_Work instructions_
Among the records below, find each line that includes the string "JSON" and copy it.

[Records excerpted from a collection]
--- Begin ---

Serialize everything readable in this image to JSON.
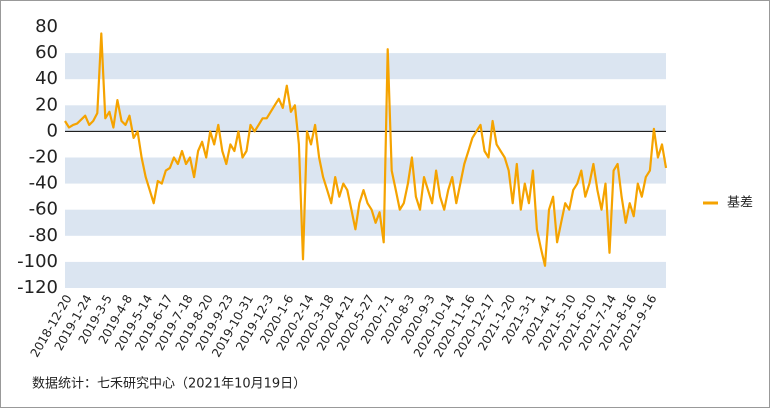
{
  "chart_data": {
    "type": "line",
    "categories": [
      "2018-12-20",
      null,
      null,
      null,
      null,
      "2019-1-24",
      null,
      null,
      null,
      null,
      "2019-3-5",
      null,
      null,
      null,
      null,
      "2019-4-8",
      null,
      null,
      null,
      null,
      "2019-5-14",
      null,
      null,
      null,
      null,
      "2019-6-17",
      null,
      null,
      null,
      null,
      "2019-7-18",
      null,
      null,
      null,
      null,
      "2019-8-20",
      null,
      null,
      null,
      null,
      "2019-9-23",
      null,
      null,
      null,
      null,
      "2019-10-31",
      null,
      null,
      null,
      null,
      "2019-12-3",
      null,
      null,
      null,
      null,
      "2020-1-6",
      null,
      null,
      null,
      null,
      "2020-2-14",
      null,
      null,
      null,
      null,
      "2020-3-18",
      null,
      null,
      null,
      null,
      "2020-4-21",
      null,
      null,
      null,
      null,
      "2020-5-27",
      null,
      null,
      null,
      null,
      "2020-7-1",
      null,
      null,
      null,
      null,
      "2020-8-3",
      null,
      null,
      null,
      null,
      "2020-9-3",
      null,
      null,
      null,
      null,
      "2020-10-14",
      null,
      null,
      null,
      null,
      "2020-11-16",
      null,
      null,
      null,
      null,
      "2020-12-17",
      null,
      null,
      null,
      null,
      "2021-1-20",
      null,
      null,
      null,
      null,
      "2021-3-1",
      null,
      null,
      null,
      null,
      "2021-4-1",
      null,
      null,
      null,
      null,
      "2021-5-10",
      null,
      null,
      null,
      null,
      "2021-6-10",
      null,
      null,
      null,
      null,
      "2021-7-14",
      null,
      null,
      null,
      null,
      "2021-8-16",
      null,
      null,
      null,
      null,
      "2021-9-16",
      null,
      null,
      null,
      null
    ],
    "series": [
      {
        "name": "基差",
        "color": "#f5a300",
        "values": [
          8,
          3,
          5,
          6,
          9,
          12,
          5,
          8,
          14,
          75,
          10,
          15,
          3,
          24,
          8,
          5,
          12,
          -5,
          0,
          -20,
          -35,
          -45,
          -55,
          -38,
          -40,
          -30,
          -28,
          -20,
          -25,
          -15,
          -25,
          -20,
          -35,
          -15,
          -8,
          -20,
          0,
          -10,
          5,
          -15,
          -25,
          -10,
          -15,
          0,
          -20,
          -15,
          5,
          0,
          5,
          10,
          10,
          15,
          20,
          25,
          18,
          35,
          15,
          20,
          -10,
          -98,
          0,
          -10,
          5,
          -20,
          -35,
          -45,
          -55,
          -35,
          -50,
          -40,
          -45,
          -60,
          -75,
          -55,
          -45,
          -55,
          -60,
          -70,
          -62,
          -85,
          63,
          -30,
          -45,
          -60,
          -55,
          -40,
          -20,
          -50,
          -60,
          -35,
          -45,
          -55,
          -30,
          -50,
          -60,
          -45,
          -35,
          -55,
          -40,
          -25,
          -15,
          -5,
          0,
          5,
          -15,
          -20,
          8,
          -10,
          -15,
          -20,
          -30,
          -55,
          -25,
          -60,
          -40,
          -55,
          -30,
          -75,
          -90,
          -103,
          -60,
          -50,
          -85,
          -70,
          -55,
          -60,
          -45,
          -40,
          -30,
          -50,
          -40,
          -25,
          -45,
          -60,
          -40,
          -93,
          -30,
          -25,
          -50,
          -70,
          -55,
          -65,
          -40,
          -50,
          -35,
          -30,
          2,
          -20,
          -10,
          -28
        ]
      }
    ],
    "ylim": [
      -120,
      80
    ],
    "yticks": [
      -120,
      -100,
      -80,
      -60,
      -40,
      -20,
      0,
      20,
      40,
      60,
      80
    ],
    "grid": "bands",
    "band_color": "#dbe5f1",
    "legend": "right",
    "source": "数据统计：七禾研究中心（2021年10月19日）"
  }
}
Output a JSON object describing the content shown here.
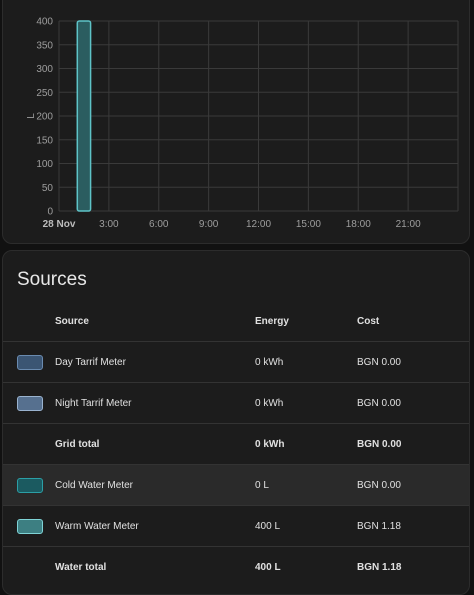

--- End ---

_Worked answer_
Serialize everything readable in this image to JSON.
Output a JSON object describing the content shown here.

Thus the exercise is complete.